[Stored data]
• • • • • • •

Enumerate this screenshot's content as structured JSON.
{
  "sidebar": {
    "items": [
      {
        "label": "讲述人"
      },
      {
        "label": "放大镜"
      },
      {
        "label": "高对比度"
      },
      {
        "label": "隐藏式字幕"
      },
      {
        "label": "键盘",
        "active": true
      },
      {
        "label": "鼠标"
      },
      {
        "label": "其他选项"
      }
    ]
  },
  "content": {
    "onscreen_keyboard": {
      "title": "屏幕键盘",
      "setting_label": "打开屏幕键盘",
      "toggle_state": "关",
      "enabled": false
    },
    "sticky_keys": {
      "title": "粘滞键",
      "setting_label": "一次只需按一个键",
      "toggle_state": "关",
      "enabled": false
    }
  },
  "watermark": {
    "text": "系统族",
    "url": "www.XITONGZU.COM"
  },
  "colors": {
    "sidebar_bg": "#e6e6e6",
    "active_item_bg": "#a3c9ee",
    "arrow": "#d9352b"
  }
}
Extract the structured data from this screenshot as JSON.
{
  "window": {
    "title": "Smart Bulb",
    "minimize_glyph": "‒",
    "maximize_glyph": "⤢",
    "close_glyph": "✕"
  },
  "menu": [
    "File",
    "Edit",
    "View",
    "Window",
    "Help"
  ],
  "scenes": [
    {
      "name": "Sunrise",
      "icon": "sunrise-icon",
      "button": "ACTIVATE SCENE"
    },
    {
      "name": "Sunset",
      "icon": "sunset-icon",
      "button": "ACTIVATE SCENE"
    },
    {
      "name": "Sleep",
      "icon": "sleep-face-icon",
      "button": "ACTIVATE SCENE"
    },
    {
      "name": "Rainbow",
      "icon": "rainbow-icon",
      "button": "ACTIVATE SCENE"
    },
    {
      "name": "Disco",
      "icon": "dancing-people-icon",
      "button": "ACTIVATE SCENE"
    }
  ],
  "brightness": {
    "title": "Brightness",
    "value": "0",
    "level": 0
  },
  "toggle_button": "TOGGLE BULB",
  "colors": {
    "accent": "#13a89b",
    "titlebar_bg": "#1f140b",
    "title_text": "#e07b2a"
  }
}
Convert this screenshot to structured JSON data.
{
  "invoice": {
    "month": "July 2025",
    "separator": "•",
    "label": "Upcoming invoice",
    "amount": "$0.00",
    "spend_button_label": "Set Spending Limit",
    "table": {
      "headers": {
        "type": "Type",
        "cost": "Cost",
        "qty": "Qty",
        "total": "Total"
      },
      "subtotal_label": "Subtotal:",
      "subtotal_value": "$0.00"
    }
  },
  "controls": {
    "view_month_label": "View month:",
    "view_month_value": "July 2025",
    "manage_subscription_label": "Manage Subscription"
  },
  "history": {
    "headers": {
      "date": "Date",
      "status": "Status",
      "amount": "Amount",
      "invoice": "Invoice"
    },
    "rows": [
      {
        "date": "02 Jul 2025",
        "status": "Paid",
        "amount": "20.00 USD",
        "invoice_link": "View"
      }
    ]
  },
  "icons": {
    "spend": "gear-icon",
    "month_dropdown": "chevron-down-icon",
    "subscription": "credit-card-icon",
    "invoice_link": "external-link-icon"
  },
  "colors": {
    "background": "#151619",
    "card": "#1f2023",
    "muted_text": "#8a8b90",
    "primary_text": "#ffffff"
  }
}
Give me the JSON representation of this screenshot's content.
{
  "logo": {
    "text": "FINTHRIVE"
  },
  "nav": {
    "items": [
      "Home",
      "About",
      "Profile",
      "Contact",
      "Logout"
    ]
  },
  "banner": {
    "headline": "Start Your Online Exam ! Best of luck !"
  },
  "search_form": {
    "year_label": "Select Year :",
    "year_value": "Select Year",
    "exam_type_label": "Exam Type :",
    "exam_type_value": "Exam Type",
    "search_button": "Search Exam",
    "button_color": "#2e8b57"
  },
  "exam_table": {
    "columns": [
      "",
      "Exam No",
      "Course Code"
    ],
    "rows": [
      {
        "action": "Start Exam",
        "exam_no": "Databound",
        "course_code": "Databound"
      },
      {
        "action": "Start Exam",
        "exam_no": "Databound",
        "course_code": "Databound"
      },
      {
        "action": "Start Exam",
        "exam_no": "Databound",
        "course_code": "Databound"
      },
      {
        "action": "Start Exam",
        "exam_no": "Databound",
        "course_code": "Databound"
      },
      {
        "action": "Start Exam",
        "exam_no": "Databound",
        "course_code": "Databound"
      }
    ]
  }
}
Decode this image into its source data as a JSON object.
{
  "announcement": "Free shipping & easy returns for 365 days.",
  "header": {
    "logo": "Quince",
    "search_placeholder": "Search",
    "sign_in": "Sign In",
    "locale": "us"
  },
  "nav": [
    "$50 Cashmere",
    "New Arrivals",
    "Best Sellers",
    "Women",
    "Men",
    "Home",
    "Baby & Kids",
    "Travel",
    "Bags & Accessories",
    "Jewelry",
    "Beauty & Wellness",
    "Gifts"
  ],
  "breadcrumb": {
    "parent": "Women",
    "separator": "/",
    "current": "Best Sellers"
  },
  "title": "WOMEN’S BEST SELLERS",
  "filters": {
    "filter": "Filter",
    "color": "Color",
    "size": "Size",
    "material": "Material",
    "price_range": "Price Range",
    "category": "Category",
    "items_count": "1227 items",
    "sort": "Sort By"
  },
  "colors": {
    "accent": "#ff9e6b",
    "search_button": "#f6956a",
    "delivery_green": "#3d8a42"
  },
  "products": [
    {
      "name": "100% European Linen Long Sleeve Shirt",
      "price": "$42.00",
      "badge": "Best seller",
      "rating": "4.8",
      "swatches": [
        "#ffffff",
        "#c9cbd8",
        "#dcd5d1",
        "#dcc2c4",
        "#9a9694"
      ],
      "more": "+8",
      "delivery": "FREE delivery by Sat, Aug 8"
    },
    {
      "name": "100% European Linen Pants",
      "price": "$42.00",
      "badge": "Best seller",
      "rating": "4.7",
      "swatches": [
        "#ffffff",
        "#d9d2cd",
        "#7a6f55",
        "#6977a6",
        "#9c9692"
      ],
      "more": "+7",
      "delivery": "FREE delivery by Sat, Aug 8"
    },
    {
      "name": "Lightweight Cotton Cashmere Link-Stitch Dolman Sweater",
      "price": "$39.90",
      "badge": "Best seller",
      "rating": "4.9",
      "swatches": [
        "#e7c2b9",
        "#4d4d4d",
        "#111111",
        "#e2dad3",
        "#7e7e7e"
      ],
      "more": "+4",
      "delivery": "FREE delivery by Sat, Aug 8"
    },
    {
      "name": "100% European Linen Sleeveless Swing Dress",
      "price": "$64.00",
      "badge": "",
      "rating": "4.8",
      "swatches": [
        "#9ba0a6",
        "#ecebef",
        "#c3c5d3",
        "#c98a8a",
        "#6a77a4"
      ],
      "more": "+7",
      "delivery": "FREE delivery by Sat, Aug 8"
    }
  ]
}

• • • • • • •

- Exercise prompt
Please copy out each record, character for character.

- Exercise result
Enumerate this screenshot's content as structured JSON.
{
  "sidebar": {
    "items": [
      {
        "label": "讲述人"
      },
      {
        "label": "放大镜"
      },
      {
        "label": "高对比度"
      },
      {
        "label": "隐藏式字幕"
      },
      {
        "label": "键盘",
        "active": true
      },
      {
        "label": "鼠标"
      },
      {
        "label": "其他选项"
      }
    ]
  },
  "content": {
    "onscreen_keyboard": {
      "title": "屏幕键盘",
      "setting_label": "打开屏幕键盘",
      "toggle_state": "关",
      "enabled": false
    },
    "sticky_keys": {
      "title": "粘滞键",
      "setting_label": "一次只需按一个键",
      "toggle_state": "关",
      "enabled": false
    }
  },
  "watermark": {
    "text": "系统族",
    "url": "www.XITONGZU.COM"
  },
  "colors": {
    "sidebar_bg": "#e6e6e6",
    "active_item_bg": "#a3c9ee",
    "arrow": "#d9352b"
  }
}
Extract the structured data from this screenshot as JSON.
{
  "window": {
    "title": "Smart Bulb",
    "minimize_glyph": "‒",
    "maximize_glyph": "⤢",
    "close_glyph": "✕"
  },
  "menu": [
    "File",
    "Edit",
    "View",
    "Window",
    "Help"
  ],
  "scenes": [
    {
      "name": "Sunrise",
      "icon": "sunrise-icon",
      "button": "ACTIVATE SCENE"
    },
    {
      "name": "Sunset",
      "icon": "sunset-icon",
      "button": "ACTIVATE SCENE"
    },
    {
      "name": "Sleep",
      "icon": "sleep-face-icon",
      "button": "ACTIVATE SCENE"
    },
    {
      "name": "Rainbow",
      "icon": "rainbow-icon",
      "button": "ACTIVATE SCENE"
    },
    {
      "name": "Disco",
      "icon": "dancing-people-icon",
      "button": "ACTIVATE SCENE"
    }
  ],
  "brightness": {
    "title": "Brightness",
    "value": "0",
    "level": 0
  },
  "toggle_button": "TOGGLE BULB",
  "colors": {
    "accent": "#13a89b",
    "titlebar_bg": "#1f140b",
    "title_text": "#e07b2a"
  }
}
Convert this screenshot to structured JSON data.
{
  "invoice": {
    "month": "July 2025",
    "separator": "•",
    "label": "Upcoming invoice",
    "amount": "$0.00",
    "spend_button_label": "Set Spending Limit",
    "table": {
      "headers": {
        "type": "Type",
        "cost": "Cost",
        "qty": "Qty",
        "total": "Total"
      },
      "subtotal_label": "Subtotal:",
      "subtotal_value": "$0.00"
    }
  },
  "controls": {
    "view_month_label": "View month:",
    "view_month_value": "July 2025",
    "manage_subscription_label": "Manage Subscription"
  },
  "history": {
    "headers": {
      "date": "Date",
      "status": "Status",
      "amount": "Amount",
      "invoice": "Invoice"
    },
    "rows": [
      {
        "date": "02 Jul 2025",
        "status": "Paid",
        "amount": "20.00 USD",
        "invoice_link": "View"
      }
    ]
  },
  "icons": {
    "spend": "gear-icon",
    "month_dropdown": "chevron-down-icon",
    "subscription": "credit-card-icon",
    "invoice_link": "external-link-icon"
  },
  "colors": {
    "background": "#151619",
    "card": "#1f2023",
    "muted_text": "#8a8b90",
    "primary_text": "#ffffff"
  }
}
Give me the JSON representation of this screenshot's content.
{
  "logo": {
    "text": "FINTHRIVE"
  },
  "nav": {
    "items": [
      "Home",
      "About",
      "Profile",
      "Contact",
      "Logout"
    ]
  },
  "banner": {
    "headline": "Start Your Online Exam ! Best of luck !"
  },
  "search_form": {
    "year_label": "Select Year :",
    "year_value": "Select Year",
    "exam_type_label": "Exam Type :",
    "exam_type_value": "Exam Type",
    "search_button": "Search Exam",
    "button_color": "#2e8b57"
  },
  "exam_table": {
    "columns": [
      "",
      "Exam No",
      "Course Code"
    ],
    "rows": [
      {
        "action": "Start Exam",
        "exam_no": "Databound",
        "course_code": "Databound"
      },
      {
        "action": "Start Exam",
        "exam_no": "Databound",
        "course_code": "Databound"
      },
      {
        "action": "Start Exam",
        "exam_no": "Databound",
        "course_code": "Databound"
      },
      {
        "action": "Start Exam",
        "exam_no": "Databound",
        "course_code": "Databound"
      },
      {
        "action": "Start Exam",
        "exam_no": "Databound",
        "course_code": "Databound"
      }
    ]
  }
}
Decode this image into its source data as a JSON object.
{
  "announcement": "Free shipping & easy returns for 365 days.",
  "header": {
    "logo": "Quince",
    "search_placeholder": "Search",
    "sign_in": "Sign In",
    "locale": "us"
  },
  "nav": [
    "$50 Cashmere",
    "New Arrivals",
    "Best Sellers",
    "Women",
    "Men",
    "Home",
    "Baby & Kids",
    "Travel",
    "Bags & Accessories",
    "Jewelry",
    "Beauty & Wellness",
    "Gifts"
  ],
  "breadcrumb": {
    "parent": "Women",
    "separator": "/",
    "current": "Best Sellers"
  },
  "title": "WOMEN’S BEST SELLERS",
  "filters": {
    "filter": "Filter",
    "color": "Color",
    "size": "Size",
    "material": "Material",
    "price_range": "Price Range",
    "category": "Category",
    "items_count": "1227 items",
    "sort": "Sort By"
  },
  "colors": {
    "accent": "#ff9e6b",
    "search_button": "#f6956a",
    "delivery_green": "#3d8a42"
  },
  "products": [
    {
      "name": "100% European Linen Long Sleeve Shirt",
      "price": "$42.00",
      "badge": "Best seller",
      "rating": "4.8",
      "swatches": [
        "#ffffff",
        "#c9cbd8",
        "#dcd5d1",
        "#dcc2c4",
        "#9a9694"
      ],
      "more": "+8",
      "delivery": "FREE delivery by Sat, Aug 8"
    },
    {
      "name": "100% European Linen Pants",
      "price": "$42.00",
      "badge": "Best seller",
      "rating": "4.7",
      "swatches": [
        "#ffffff",
        "#d9d2cd",
        "#7a6f55",
        "#6977a6",
        "#9c9692"
      ],
      "more": "+7",
      "delivery": "FREE delivery by Sat, Aug 8"
    },
    {
      "name": "Lightweight Cotton Cashmere Link-Stitch Dolman Sweater",
      "price": "$39.90",
      "badge": "Best seller",
      "rating": "4.9",
      "swatches": [
        "#e7c2b9",
        "#4d4d4d",
        "#111111",
        "#e2dad3",
        "#7e7e7e"
      ],
      "more": "+4",
      "delivery": "FREE delivery by Sat, Aug 8"
    },
    {
      "name": "100% European Linen Sleeveless Swing Dress",
      "price": "$64.00",
      "badge": "",
      "rating": "4.8",
      "swatches": [
        "#9ba0a6",
        "#ecebef",
        "#c3c5d3",
        "#c98a8a",
        "#6a77a4"
      ],
      "more": "+7",
      "delivery": "FREE delivery by Sat, Aug 8"
    }
  ]
}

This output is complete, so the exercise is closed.